DATA ROWS:
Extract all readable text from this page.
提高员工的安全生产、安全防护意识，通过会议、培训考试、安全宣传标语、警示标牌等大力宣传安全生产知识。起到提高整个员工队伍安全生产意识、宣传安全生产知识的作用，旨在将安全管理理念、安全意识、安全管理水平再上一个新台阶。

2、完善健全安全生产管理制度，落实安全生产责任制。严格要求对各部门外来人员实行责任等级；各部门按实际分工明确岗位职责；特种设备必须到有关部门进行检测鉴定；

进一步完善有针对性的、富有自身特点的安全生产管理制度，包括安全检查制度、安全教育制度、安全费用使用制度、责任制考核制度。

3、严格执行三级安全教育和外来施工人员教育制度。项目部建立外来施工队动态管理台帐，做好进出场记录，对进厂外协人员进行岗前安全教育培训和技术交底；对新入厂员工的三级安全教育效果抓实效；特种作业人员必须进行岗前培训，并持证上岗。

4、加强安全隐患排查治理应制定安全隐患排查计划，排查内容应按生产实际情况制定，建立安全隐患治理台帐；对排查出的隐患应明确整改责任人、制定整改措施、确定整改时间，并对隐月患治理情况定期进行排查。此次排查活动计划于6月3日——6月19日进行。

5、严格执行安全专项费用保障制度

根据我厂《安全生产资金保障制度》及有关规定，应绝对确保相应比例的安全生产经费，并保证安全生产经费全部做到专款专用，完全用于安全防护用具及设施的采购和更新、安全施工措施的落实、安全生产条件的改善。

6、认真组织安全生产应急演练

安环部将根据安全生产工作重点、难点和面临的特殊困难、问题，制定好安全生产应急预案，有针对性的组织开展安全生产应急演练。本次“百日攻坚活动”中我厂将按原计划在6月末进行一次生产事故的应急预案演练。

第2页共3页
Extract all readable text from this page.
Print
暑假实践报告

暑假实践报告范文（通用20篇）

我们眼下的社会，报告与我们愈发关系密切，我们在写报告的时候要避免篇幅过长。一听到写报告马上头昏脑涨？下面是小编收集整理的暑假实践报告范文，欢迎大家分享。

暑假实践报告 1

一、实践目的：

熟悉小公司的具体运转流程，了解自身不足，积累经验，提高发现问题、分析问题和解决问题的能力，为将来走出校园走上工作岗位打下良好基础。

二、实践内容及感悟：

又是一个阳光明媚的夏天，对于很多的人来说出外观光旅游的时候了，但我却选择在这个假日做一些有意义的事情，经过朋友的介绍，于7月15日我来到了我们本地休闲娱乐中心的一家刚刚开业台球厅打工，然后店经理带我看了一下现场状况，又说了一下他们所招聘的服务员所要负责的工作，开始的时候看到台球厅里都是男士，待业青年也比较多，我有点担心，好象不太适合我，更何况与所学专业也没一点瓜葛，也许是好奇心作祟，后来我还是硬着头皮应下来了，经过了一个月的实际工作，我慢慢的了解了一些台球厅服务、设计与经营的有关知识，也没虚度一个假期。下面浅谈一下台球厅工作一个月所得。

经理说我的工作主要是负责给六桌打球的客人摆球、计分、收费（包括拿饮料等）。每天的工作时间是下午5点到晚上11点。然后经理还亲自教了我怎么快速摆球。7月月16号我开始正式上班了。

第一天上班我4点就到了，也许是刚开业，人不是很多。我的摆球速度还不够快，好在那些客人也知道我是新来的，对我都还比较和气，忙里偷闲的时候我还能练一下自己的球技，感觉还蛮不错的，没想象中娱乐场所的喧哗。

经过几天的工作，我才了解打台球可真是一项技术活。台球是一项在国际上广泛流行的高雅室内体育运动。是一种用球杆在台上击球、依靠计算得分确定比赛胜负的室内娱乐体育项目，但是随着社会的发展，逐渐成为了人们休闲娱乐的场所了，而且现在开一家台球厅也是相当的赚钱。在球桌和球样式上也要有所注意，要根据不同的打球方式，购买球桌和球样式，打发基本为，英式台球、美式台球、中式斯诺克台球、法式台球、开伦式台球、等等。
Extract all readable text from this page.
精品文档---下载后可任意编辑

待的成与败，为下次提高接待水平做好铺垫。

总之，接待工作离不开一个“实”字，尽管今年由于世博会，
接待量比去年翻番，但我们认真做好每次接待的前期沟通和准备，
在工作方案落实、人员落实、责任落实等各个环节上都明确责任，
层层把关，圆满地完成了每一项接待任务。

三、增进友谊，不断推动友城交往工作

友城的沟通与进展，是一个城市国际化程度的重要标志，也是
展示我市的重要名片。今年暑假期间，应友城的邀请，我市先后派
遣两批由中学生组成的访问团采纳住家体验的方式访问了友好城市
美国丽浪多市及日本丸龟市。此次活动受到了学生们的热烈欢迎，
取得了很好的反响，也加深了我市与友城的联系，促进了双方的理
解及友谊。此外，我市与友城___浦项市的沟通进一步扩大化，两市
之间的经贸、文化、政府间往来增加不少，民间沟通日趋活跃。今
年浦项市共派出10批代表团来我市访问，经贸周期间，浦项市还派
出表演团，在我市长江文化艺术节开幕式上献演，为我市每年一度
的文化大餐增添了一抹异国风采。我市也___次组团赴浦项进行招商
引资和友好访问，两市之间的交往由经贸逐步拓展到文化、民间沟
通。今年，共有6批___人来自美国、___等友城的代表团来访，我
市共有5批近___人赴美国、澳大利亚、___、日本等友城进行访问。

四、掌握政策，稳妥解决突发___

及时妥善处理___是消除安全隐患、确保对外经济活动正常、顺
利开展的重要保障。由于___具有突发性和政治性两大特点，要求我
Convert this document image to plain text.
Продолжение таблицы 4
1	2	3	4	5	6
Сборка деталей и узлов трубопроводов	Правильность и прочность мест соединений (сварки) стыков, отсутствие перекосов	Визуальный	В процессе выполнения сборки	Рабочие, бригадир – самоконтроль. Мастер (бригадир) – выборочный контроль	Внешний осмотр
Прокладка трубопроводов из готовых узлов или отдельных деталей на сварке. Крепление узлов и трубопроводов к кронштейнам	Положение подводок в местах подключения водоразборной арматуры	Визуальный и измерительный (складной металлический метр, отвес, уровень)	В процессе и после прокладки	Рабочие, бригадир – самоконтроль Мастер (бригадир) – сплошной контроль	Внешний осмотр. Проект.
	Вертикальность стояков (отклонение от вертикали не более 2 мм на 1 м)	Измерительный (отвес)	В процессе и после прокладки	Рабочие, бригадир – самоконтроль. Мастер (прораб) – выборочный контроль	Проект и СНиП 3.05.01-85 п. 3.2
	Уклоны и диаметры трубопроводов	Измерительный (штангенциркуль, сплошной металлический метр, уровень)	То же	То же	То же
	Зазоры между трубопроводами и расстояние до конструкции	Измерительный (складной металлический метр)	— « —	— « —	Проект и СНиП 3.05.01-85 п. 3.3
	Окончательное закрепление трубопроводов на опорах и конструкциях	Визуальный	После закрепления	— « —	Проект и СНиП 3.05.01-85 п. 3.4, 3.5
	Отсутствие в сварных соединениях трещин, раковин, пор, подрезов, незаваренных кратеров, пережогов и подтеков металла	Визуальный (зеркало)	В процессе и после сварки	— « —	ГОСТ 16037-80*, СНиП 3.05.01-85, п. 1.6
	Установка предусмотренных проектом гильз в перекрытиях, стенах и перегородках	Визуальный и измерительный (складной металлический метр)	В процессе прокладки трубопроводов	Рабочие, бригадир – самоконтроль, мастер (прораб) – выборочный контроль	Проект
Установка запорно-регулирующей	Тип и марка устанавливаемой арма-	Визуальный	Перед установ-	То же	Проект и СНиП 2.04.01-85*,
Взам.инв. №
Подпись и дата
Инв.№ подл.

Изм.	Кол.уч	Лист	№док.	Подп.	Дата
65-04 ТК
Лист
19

WHAT IS REQUIRED: Copy out the full listing exactly.

EXERCISE RESPONSE:
Extract all readable text from this page.
提高员工的安全生产、安全防护意识，通过会议、培训考试、安全宣传标语、警示标牌等大力宣传安全生产知识。起到提高整个员工队伍安全生产意识、宣传安全生产知识的作用，旨在将安全管理理念、安全意识、安全管理水平再上一个新台阶。

2、完善健全安全生产管理制度，落实安全生产责任制。严格要求对各部门外来人员实行责任等级；各部门按实际分工明确岗位职责；特种设备必须到有关部门进行检测鉴定；

进一步完善有针对性的、富有自身特点的安全生产管理制度，包括安全检查制度、安全教育制度、安全费用使用制度、责任制考核制度。

3、严格执行三级安全教育和外来施工人员教育制度。项目部建立外来施工队动态管理台帐，做好进出场记录，对进厂外协人员进行岗前安全教育培训和技术交底；对新入厂员工的三级安全教育效果抓实效；特种作业人员必须进行岗前培训，并持证上岗。

4、加强安全隐患排查治理应制定安全隐患排查计划，排查内容应按生产实际情况制定，建立安全隐患治理台帐；对排查出的隐患应明确整改责任人、制定整改措施、确定整改时间，并对隐月患治理情况定期进行排查。此次排查活动计划于6月3日——6月19日进行。

5、严格执行安全专项费用保障制度

根据我厂《安全生产资金保障制度》及有关规定，应绝对确保相应比例的安全生产经费，并保证安全生产经费全部做到专款专用，完全用于安全防护用具及设施的采购和更新、安全施工措施的落实、安全生产条件的改善。

6、认真组织安全生产应急演练

安环部将根据安全生产工作重点、难点和面临的特殊困难、问题，制定好安全生产应急预案，有针对性的组织开展安全生产应急演练。本次“百日攻坚活动”中我厂将按原计划在6月末进行一次生产事故的应急预案演练。

第2页共3页
Extract all readable text from this page.
Print
暑假实践报告

暑假实践报告范文（通用20篇）

我们眼下的社会，报告与我们愈发关系密切，我们在写报告的时候要避免篇幅过长。一听到写报告马上头昏脑涨？下面是小编收集整理的暑假实践报告范文，欢迎大家分享。

暑假实践报告 1

一、实践目的：

熟悉小公司的具体运转流程，了解自身不足，积累经验，提高发现问题、分析问题和解决问题的能力，为将来走出校园走上工作岗位打下良好基础。

二、实践内容及感悟：

又是一个阳光明媚的夏天，对于很多的人来说出外观光旅游的时候了，但我却选择在这个假日做一些有意义的事情，经过朋友的介绍，于7月15日我来到了我们本地休闲娱乐中心的一家刚刚开业台球厅打工，然后店经理带我看了一下现场状况，又说了一下他们所招聘的服务员所要负责的工作，开始的时候看到台球厅里都是男士，待业青年也比较多，我有点担心，好象不太适合我，更何况与所学专业也没一点瓜葛，也许是好奇心作祟，后来我还是硬着头皮应下来了，经过了一个月的实际工作，我慢慢的了解了一些台球厅服务、设计与经营的有关知识，也没虚度一个假期。下面浅谈一下台球厅工作一个月所得。

经理说我的工作主要是负责给六桌打球的客人摆球、计分、收费（包括拿饮料等）。每天的工作时间是下午5点到晚上11点。然后经理还亲自教了我怎么快速摆球。7月月16号我开始正式上班了。

第一天上班我4点就到了，也许是刚开业，人不是很多。我的摆球速度还不够快，好在那些客人也知道我是新来的，对我都还比较和气，忙里偷闲的时候我还能练一下自己的球技，感觉还蛮不错的，没想象中娱乐场所的喧哗。

经过几天的工作，我才了解打台球可真是一项技术活。台球是一项在国际上广泛流行的高雅室内体育运动。是一种用球杆在台上击球、依靠计算得分确定比赛胜负的室内娱乐体育项目，但是随着社会的发展，逐渐成为了人们休闲娱乐的场所了，而且现在开一家台球厅也是相当的赚钱。在球桌和球样式上也要有所注意，要根据不同的打球方式，购买球桌和球样式，打发基本为，英式台球、美式台球、中式斯诺克台球、法式台球、开伦式台球、等等。
Extract all readable text from this page.
精品文档---下载后可任意编辑

待的成与败，为下次提高接待水平做好铺垫。

总之，接待工作离不开一个“实”字，尽管今年由于世博会，
接待量比去年翻番，但我们认真做好每次接待的前期沟通和准备，
在工作方案落实、人员落实、责任落实等各个环节上都明确责任，
层层把关，圆满地完成了每一项接待任务。

三、增进友谊，不断推动友城交往工作

友城的沟通与进展，是一个城市国际化程度的重要标志，也是
展示我市的重要名片。今年暑假期间，应友城的邀请，我市先后派
遣两批由中学生组成的访问团采纳住家体验的方式访问了友好城市
美国丽浪多市及日本丸龟市。此次活动受到了学生们的热烈欢迎，
取得了很好的反响，也加深了我市与友城的联系，促进了双方的理
解及友谊。此外，我市与友城___浦项市的沟通进一步扩大化，两市
之间的经贸、文化、政府间往来增加不少，民间沟通日趋活跃。今
年浦项市共派出10批代表团来我市访问，经贸周期间，浦项市还派
出表演团，在我市长江文化艺术节开幕式上献演，为我市每年一度
的文化大餐增添了一抹异国风采。我市也___次组团赴浦项进行招商
引资和友好访问，两市之间的交往由经贸逐步拓展到文化、民间沟
通。今年，共有6批___人来自美国、___等友城的代表团来访，我
市共有5批近___人赴美国、澳大利亚、___、日本等友城进行访问。

四、掌握政策，稳妥解决突发___

及时妥善处理___是消除安全隐患、确保对外经济活动正常、顺
利开展的重要保障。由于___具有突发性和政治性两大特点，要求我
Convert this document image to plain text.
Продолжение таблицы 4
1	2	3	4	5	6
Сборка деталей и узлов трубопроводов	Правильность и прочность мест соединений (сварки) стыков, отсутствие перекосов	Визуальный	В процессе выполнения сборки	Рабочие, бригадир – самоконтроль. Мастер (бригадир) – выборочный контроль	Внешний осмотр
Прокладка трубопроводов из готовых узлов или отдельных деталей на сварке. Крепление узлов и трубопроводов к кронштейнам	Положение подводок в местах подключения водоразборной арматуры	Визуальный и измерительный (складной металлический метр, отвес, уровень)	В процессе и после прокладки	Рабочие, бригадир – самоконтроль Мастер (бригадир) – сплошной контроль	Внешний осмотр. Проект.
	Вертикальность стояков (отклонение от вертикали не более 2 мм на 1 м)	Измерительный (отвес)	В процессе и после прокладки	Рабочие, бригадир – самоконтроль. Мастер (прораб) – выборочный контроль	Проект и СНиП 3.05.01-85 п. 3.2
	Уклоны и диаметры трубопроводов	Измерительный (штангенциркуль, сплошной металлический метр, уровень)	То же	То же	То же
	Зазоры между трубопроводами и расстояние до конструкции	Измерительный (складной металлический метр)	— « —	— « —	Проект и СНиП 3.05.01-85 п. 3.3
	Окончательное закрепление трубопроводов на опорах и конструкциях	Визуальный	После закрепления	— « —	Проект и СНиП 3.05.01-85 п. 3.4, 3.5
	Отсутствие в сварных соединениях трещин, раковин, пор, подрезов, незаваренных кратеров, пережогов и подтеков металла	Визуальный (зеркало)	В процессе и после сварки	— « —	ГОСТ 16037-80*, СНиП 3.05.01-85, п. 1.6
	Установка предусмотренных проектом гильз в перекрытиях, стенах и перегородках	Визуальный и измерительный (складной металлический метр)	В процессе прокладки трубопроводов	Рабочие, бригадир – самоконтроль, мастер (прораб) – выборочный контроль	Проект
Установка запорно-регулирующей	Тип и марка устанавливаемой арма-	Визуальный	Перед установ-	То же	Проект и СНиП 2.04.01-85*,
Взам.инв. №
Подпись и дата
Инв.№ подл.

Изм.	Кол.уч	Лист	№док.	Подп.	Дата
65-04 ТК
Лист
19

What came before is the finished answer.